> [Exercise directions] Locate the string "hedgehog" in the records below. Copy every line where it occurs.

> [Extracted material]
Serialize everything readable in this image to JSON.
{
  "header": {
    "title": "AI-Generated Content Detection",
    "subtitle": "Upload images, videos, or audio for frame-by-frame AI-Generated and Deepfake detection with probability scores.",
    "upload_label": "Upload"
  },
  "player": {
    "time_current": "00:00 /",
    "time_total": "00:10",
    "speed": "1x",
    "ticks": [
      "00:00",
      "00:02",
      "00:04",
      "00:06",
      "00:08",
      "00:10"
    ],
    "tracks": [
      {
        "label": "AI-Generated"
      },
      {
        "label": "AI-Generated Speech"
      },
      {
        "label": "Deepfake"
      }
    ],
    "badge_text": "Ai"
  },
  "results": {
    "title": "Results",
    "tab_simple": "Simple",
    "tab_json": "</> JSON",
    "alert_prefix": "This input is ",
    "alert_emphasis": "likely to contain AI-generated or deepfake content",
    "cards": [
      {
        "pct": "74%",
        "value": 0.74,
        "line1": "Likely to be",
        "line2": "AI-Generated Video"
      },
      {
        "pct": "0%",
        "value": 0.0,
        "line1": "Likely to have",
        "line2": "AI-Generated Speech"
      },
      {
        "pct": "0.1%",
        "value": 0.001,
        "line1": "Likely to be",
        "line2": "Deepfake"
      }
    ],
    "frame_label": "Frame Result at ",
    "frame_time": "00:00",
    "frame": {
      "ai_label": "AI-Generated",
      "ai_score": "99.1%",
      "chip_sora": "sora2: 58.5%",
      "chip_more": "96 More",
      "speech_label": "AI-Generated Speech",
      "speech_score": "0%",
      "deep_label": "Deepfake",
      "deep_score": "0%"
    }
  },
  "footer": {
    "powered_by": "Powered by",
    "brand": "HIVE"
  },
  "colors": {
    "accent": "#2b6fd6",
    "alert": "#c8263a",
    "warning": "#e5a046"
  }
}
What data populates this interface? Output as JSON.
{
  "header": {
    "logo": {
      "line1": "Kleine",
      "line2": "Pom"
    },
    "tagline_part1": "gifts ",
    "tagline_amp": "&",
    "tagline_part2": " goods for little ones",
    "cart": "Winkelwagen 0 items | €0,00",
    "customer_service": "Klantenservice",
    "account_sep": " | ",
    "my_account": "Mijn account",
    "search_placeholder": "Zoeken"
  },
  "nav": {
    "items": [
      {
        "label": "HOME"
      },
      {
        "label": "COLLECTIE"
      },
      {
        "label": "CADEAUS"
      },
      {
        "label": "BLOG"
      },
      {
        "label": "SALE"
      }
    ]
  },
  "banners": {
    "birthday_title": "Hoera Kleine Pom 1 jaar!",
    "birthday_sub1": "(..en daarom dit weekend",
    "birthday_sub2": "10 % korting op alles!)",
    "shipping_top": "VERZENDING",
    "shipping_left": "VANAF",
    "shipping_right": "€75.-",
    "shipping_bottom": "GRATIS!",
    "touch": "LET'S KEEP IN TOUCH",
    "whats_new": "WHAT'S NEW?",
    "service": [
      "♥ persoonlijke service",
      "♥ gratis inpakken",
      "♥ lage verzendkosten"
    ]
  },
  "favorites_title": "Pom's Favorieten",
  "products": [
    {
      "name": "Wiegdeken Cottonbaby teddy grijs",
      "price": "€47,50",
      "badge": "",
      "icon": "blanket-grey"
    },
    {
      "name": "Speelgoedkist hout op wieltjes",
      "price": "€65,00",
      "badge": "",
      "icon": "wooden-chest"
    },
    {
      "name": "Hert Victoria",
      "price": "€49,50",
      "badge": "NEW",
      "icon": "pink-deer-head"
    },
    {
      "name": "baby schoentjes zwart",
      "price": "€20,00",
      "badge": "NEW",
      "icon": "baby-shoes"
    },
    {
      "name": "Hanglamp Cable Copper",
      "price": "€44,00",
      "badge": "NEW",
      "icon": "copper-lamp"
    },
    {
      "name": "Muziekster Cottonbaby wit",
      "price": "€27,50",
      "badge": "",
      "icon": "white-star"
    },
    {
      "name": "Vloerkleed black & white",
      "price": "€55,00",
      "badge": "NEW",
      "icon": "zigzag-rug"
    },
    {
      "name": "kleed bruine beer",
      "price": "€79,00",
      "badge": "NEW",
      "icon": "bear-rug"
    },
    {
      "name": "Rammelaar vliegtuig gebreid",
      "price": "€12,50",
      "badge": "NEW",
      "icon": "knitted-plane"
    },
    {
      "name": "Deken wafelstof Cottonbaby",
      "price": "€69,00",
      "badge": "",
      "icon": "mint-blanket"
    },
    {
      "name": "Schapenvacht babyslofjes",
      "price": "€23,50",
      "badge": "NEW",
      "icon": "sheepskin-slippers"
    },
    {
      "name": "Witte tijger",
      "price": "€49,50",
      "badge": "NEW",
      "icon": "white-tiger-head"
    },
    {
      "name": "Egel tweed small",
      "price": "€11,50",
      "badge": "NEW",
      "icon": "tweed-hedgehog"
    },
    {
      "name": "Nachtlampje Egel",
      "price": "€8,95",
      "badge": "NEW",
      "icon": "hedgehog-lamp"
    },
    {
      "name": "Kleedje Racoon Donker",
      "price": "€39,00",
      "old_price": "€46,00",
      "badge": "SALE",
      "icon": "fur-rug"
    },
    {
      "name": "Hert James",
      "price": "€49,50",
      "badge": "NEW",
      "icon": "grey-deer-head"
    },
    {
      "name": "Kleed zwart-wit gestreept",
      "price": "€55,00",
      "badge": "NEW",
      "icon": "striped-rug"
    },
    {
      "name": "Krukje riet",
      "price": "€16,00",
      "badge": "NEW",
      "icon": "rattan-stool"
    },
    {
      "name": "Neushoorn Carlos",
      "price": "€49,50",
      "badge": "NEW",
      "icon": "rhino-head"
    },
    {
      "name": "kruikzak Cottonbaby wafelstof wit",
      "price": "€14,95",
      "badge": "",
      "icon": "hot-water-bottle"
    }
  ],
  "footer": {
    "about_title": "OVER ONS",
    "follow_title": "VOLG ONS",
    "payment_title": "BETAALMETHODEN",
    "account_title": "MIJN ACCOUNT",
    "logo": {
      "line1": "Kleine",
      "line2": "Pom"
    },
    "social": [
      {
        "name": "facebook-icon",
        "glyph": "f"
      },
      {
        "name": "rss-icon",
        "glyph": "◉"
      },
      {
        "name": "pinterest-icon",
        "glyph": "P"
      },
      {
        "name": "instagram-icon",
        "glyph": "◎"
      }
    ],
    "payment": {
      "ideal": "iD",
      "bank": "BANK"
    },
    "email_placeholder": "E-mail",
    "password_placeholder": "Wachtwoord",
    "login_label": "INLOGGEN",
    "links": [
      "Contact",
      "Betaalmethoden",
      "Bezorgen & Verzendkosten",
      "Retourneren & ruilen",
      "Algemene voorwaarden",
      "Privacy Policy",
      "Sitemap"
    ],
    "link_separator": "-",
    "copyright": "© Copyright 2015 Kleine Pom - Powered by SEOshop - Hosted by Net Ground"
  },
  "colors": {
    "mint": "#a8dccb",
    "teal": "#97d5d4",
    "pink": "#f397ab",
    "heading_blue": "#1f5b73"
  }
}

> [Solution]
      "icon": "tweed-hedgehog"
      "icon": "hedgehog-lamp"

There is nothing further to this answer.